> DOKUMEN SUMBER:
----
Jakarta, mediakorannusantara.com – Wakil Ketua Dewan Perwakilan Rakyat Republik Indonesia (DPR RI), Abdul Muhaimin Iskandar, mendorong pimpinan baru Otoritas Jasa Keuangan (OJK) lebih serius mengawasi transaksi kripto dan layanan teknologi finansial (fintech) yang tengah dalam sorotan. Ia juga meminta OJK bergerak cepat mendorong transformasi digital sektor keuangan.
“Sebelumnya selamat atas pelantikan pimpinan baru OJK. Saya harap para pimpinan lebih jeli dan serius mengawasi praktik investasi-investasi bodong. Sudah banyak yang dirugikan termasuk juga negara ya,” kata Gus Muhaimin dalam keterangan pers, Selasa (12/4/2022).
----
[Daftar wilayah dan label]
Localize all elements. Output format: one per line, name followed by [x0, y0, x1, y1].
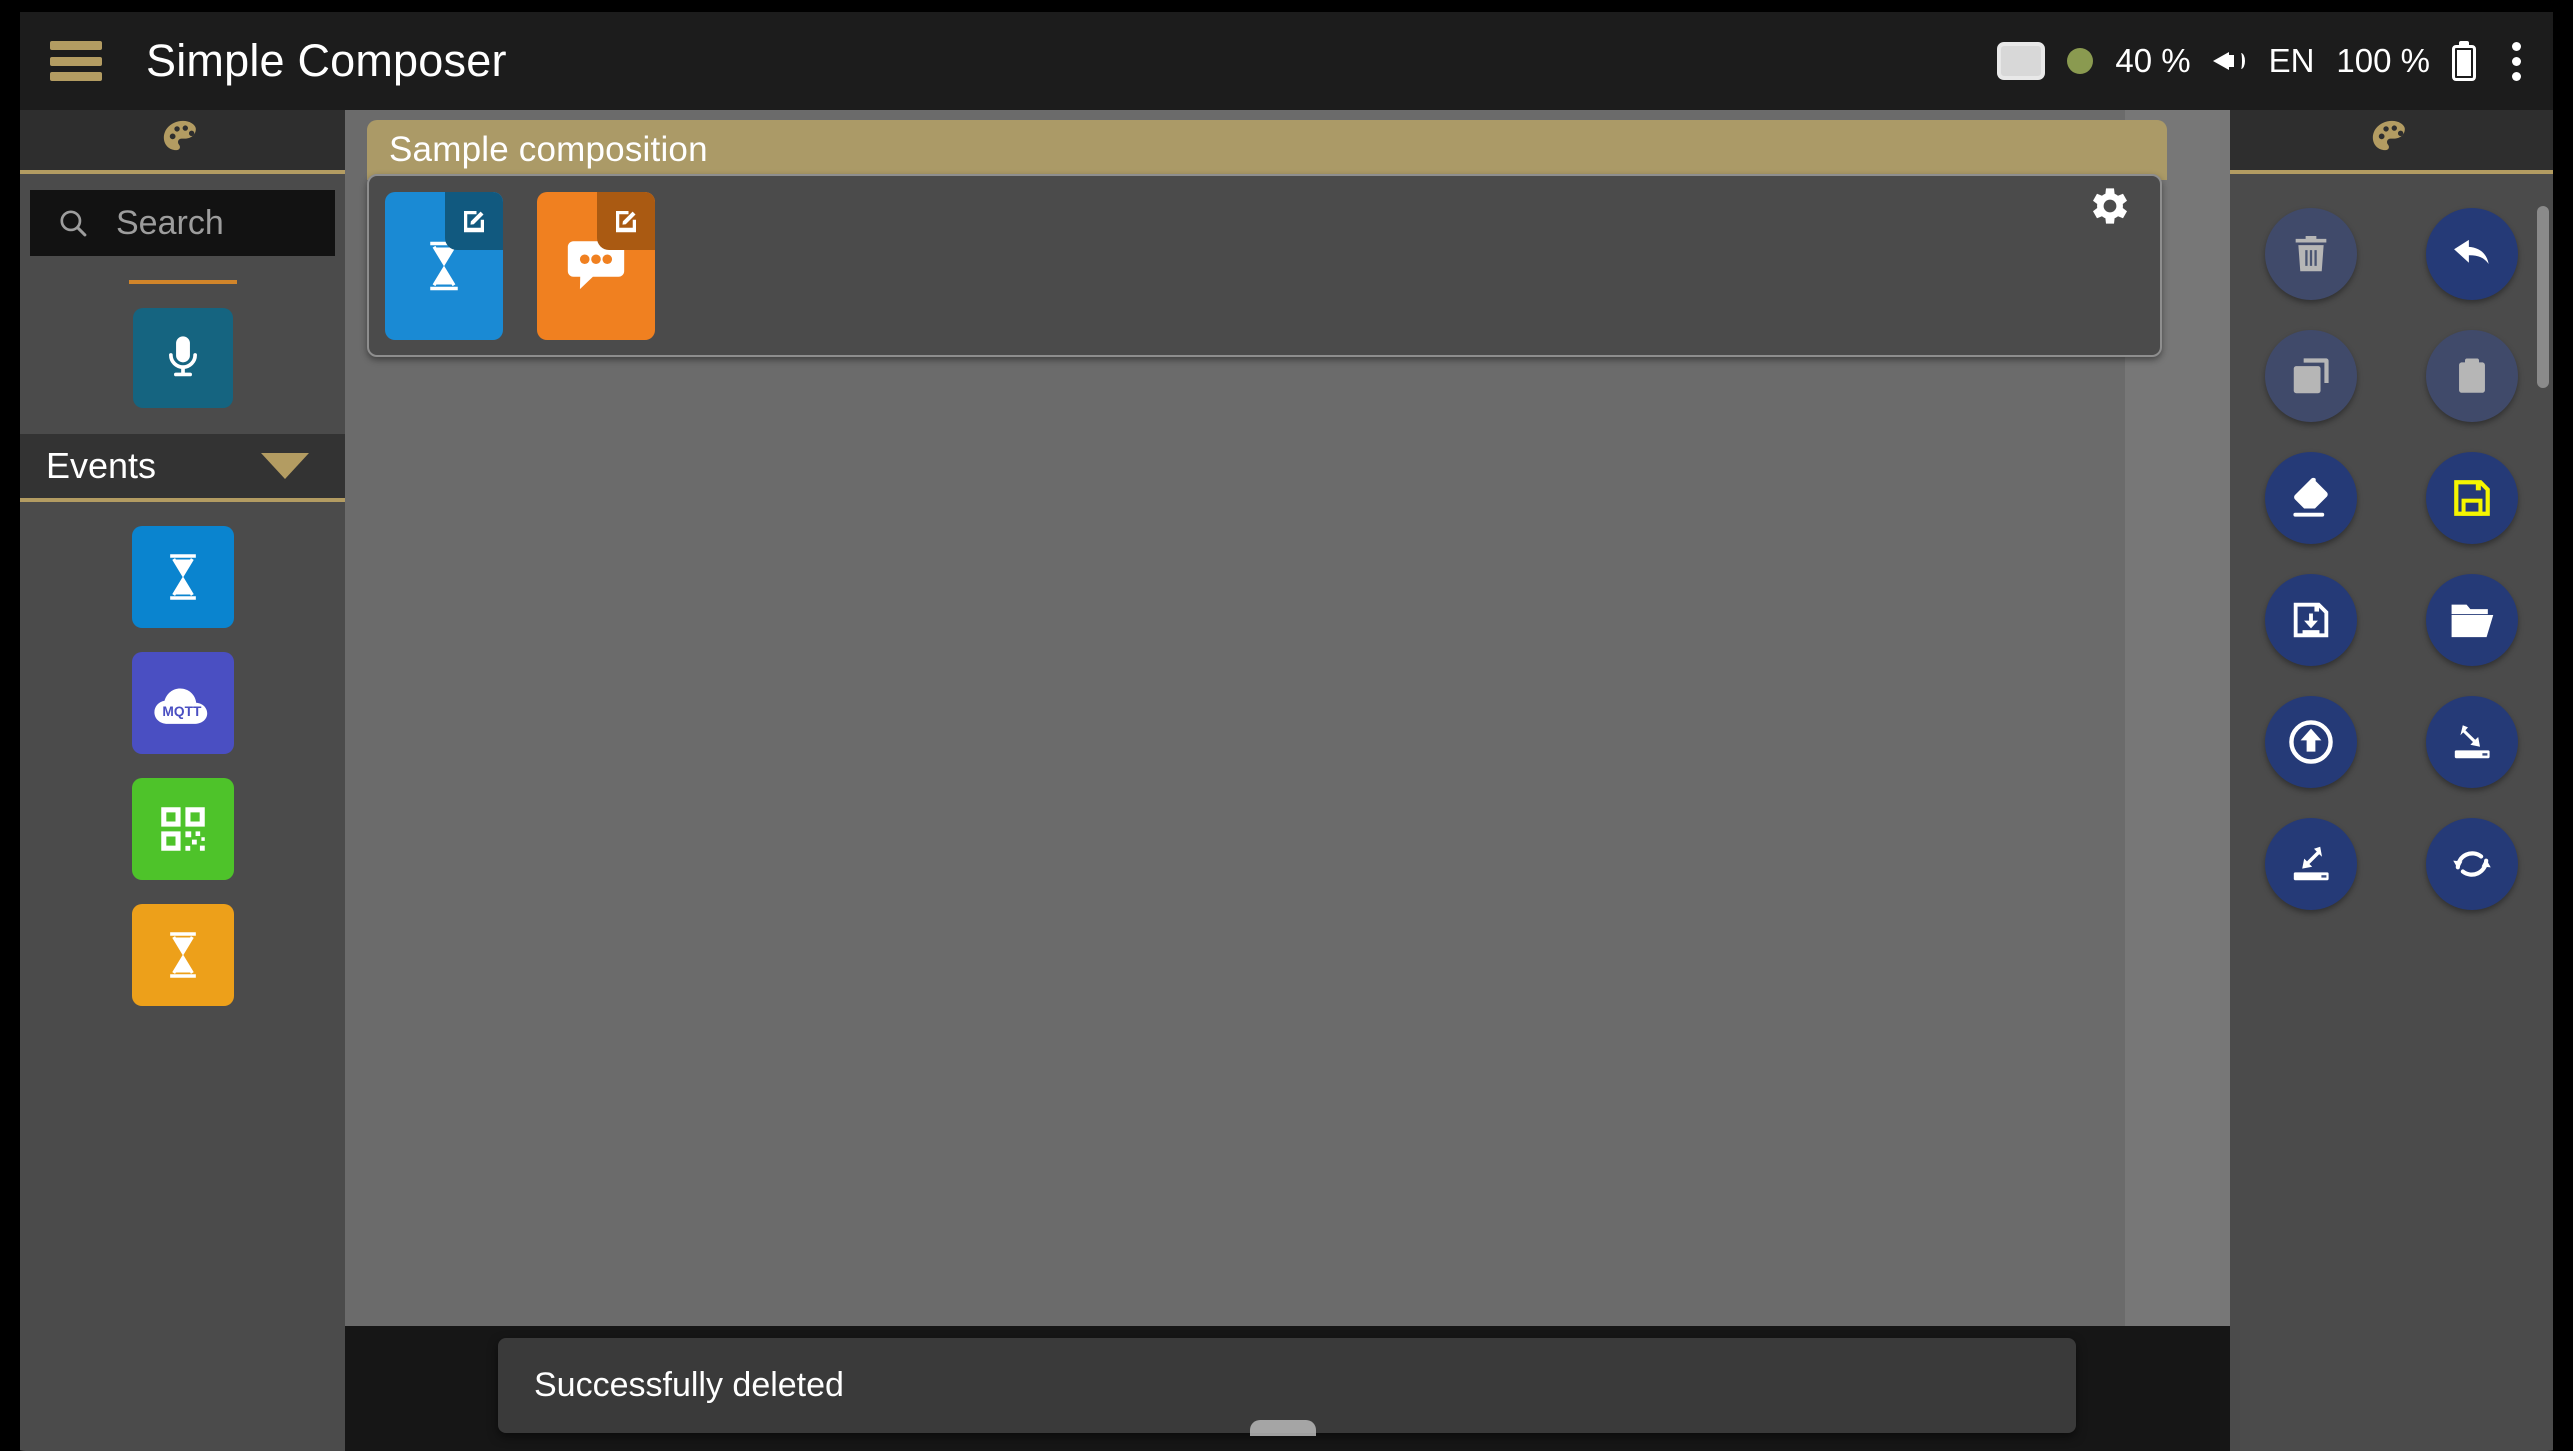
delete-button[interactable]: [2264, 208, 2357, 300]
speaker-icon[interactable]: [2212, 46, 2247, 76]
import-button[interactable]: [2426, 696, 2519, 788]
mqtt-tile[interactable]: MQTT: [131, 652, 234, 754]
right-sidebar-scrollbar[interactable]: [2537, 206, 2549, 388]
eraser-icon: [2293, 477, 2328, 517]
composition-card: Sample composition: [367, 120, 2167, 357]
floppy-download-icon: [2293, 602, 2328, 638]
copy-button[interactable]: [2264, 330, 2357, 422]
palette-icon: [163, 120, 196, 151]
battery-level: 100 %: [2336, 42, 2430, 79]
trash-icon: [2295, 235, 2327, 272]
list-item: MQTT: [20, 652, 345, 754]
list-item: [20, 526, 345, 628]
copy-icon: [2293, 358, 2329, 394]
right-panel-header: [2230, 110, 2553, 174]
floppy-disk-icon: [2454, 480, 2491, 516]
save-button[interactable]: [2426, 452, 2519, 544]
upload-button[interactable]: [2264, 696, 2357, 788]
composition-title-bar[interactable]: Sample composition: [367, 120, 2167, 180]
device-screen: Simple Composer 40 % EN 100 % Search Eve…: [0, 0, 2573, 1451]
green-status-dot: [2067, 48, 2094, 74]
sync-refresh-icon: [2453, 851, 2491, 877]
hamburger-line: [50, 41, 102, 50]
palette-icon: [2372, 120, 2405, 151]
clipboard-icon: [2459, 358, 2486, 393]
edit-pencil-icon[interactable]: [597, 192, 655, 250]
hamburger-line: [50, 56, 102, 66]
sync-button[interactable]: [2426, 818, 2519, 910]
import-to-device-icon: [2455, 725, 2490, 759]
qrcode-tile[interactable]: [131, 778, 234, 880]
left-panel-header: [20, 110, 345, 174]
paste-button[interactable]: [2426, 330, 2519, 422]
timer-block[interactable]: [385, 192, 503, 340]
microphone-tile-row: [20, 308, 345, 408]
undo-button[interactable]: [2426, 208, 2519, 300]
timer-tile[interactable]: [131, 526, 234, 628]
edit-pencil-icon[interactable]: [445, 192, 503, 250]
language-indicator[interactable]: EN: [2269, 42, 2315, 80]
app-bar: Simple Composer 40 % EN 100 %: [20, 12, 2553, 110]
list-item: [20, 904, 345, 1006]
export-from-device-icon: [2293, 846, 2329, 881]
sidebar-section-events[interactable]: Events: [20, 434, 345, 502]
composition-canvas[interactable]: Sample composition: [345, 110, 2230, 1326]
divider: [128, 280, 237, 284]
save-as-button[interactable]: [2264, 574, 2357, 666]
hamburger-line: [50, 72, 102, 81]
hourglass-icon: [169, 932, 196, 978]
tool-grid: [2230, 174, 2553, 910]
message-block[interactable]: [537, 192, 655, 340]
microphone-tile[interactable]: [132, 308, 233, 408]
right-sidebar: [2230, 110, 2553, 1451]
gear-icon[interactable]: [2086, 182, 2134, 230]
home-indicator[interactable]: [1250, 1420, 1316, 1436]
brightness-value: 40 %: [2115, 42, 2191, 79]
search-input[interactable]: [116, 203, 326, 243]
composition-body[interactable]: [367, 174, 2162, 357]
folder-open-icon: [2451, 604, 2494, 638]
three-dot-menu-icon[interactable]: [2498, 41, 2535, 81]
undo-arrow-icon: [2454, 239, 2489, 264]
open-button[interactable]: [2426, 574, 2519, 666]
hourglass-icon: [169, 554, 196, 600]
svg-text:MQTT: MQTT: [162, 704, 202, 719]
list-item: [20, 778, 345, 880]
microphone-icon: [168, 336, 197, 377]
search-bar[interactable]: [30, 190, 335, 256]
sidebar-section-label: Events: [46, 445, 157, 486]
search-icon: [60, 210, 87, 237]
snackbar: Successfully deleted: [498, 1338, 2076, 1433]
qr-code-icon: [160, 807, 205, 851]
export-button[interactable]: [2264, 818, 2357, 910]
upload-circle-icon: [2288, 720, 2333, 764]
left-sidebar: Events MQTT: [20, 110, 345, 1451]
left-sidebar-scrollbar[interactable]: [333, 110, 345, 1451]
mqtt-cloud-icon: MQTT: [153, 688, 207, 724]
hamburger-icon[interactable]: [50, 41, 102, 81]
screen-icon[interactable]: [1997, 42, 2046, 80]
clear-button[interactable]: [2264, 452, 2357, 544]
chevron-down-icon[interactable]: [261, 453, 309, 479]
battery-icon: [2452, 41, 2476, 81]
status-bar: 40 % EN 100 %: [1997, 41, 2535, 81]
timeout-tile[interactable]: [131, 904, 234, 1006]
page-title: Simple Composer: [146, 35, 507, 86]
composition-title: Sample composition: [389, 130, 708, 169]
snackbar-message: Successfully deleted: [534, 1366, 844, 1404]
----
> DAFTAR TUGAS:
a) Tolong tulis ulang bagian berita tentang pengawasan OJK, mulai dari "Jakarta, mediakorannusantara.com –" dan terus sampai "pers, Selasa (12/4/2022).". Ganti "pimpinan baru" dengan "jajaran pimpinan baru".
b) Sebutkan setiap baris data yang memuat kata "export". Huruf besar dan kecil dibedakan.

> HASIL TUGAS:
a)
Jakarta, mediakorannusantara.com – Wakil Ketua Dewan Perwakilan Rakyat Republik Indonesia (DPR RI), Abdul Muhaimin Iskandar, mendorong jajaran pimpinan baru Otoritas Jasa Keuangan (OJK) lebih serius mengawasi transaksi kripto dan layanan teknologi finansial (fintech) yang tengah dalam sorotan. Ia juga meminta OJK bergerak cepat mendorong transformasi digital sektor keuangan.
“Sebelumnya selamat atas pelantikan jajaran pimpinan baru OJK. Saya harap para pimpinan lebih jeli dan serius mengawasi praktik investasi-investasi bodong. Sudah banyak yang dirugikan termasuk juga negara ya,” kata Gus Muhaimin dalam keterangan pers, Selasa (12/4/2022).

b)
export-from-device-icon: [2293, 846, 2329, 881]
export-button[interactable]: [2264, 818, 2357, 910]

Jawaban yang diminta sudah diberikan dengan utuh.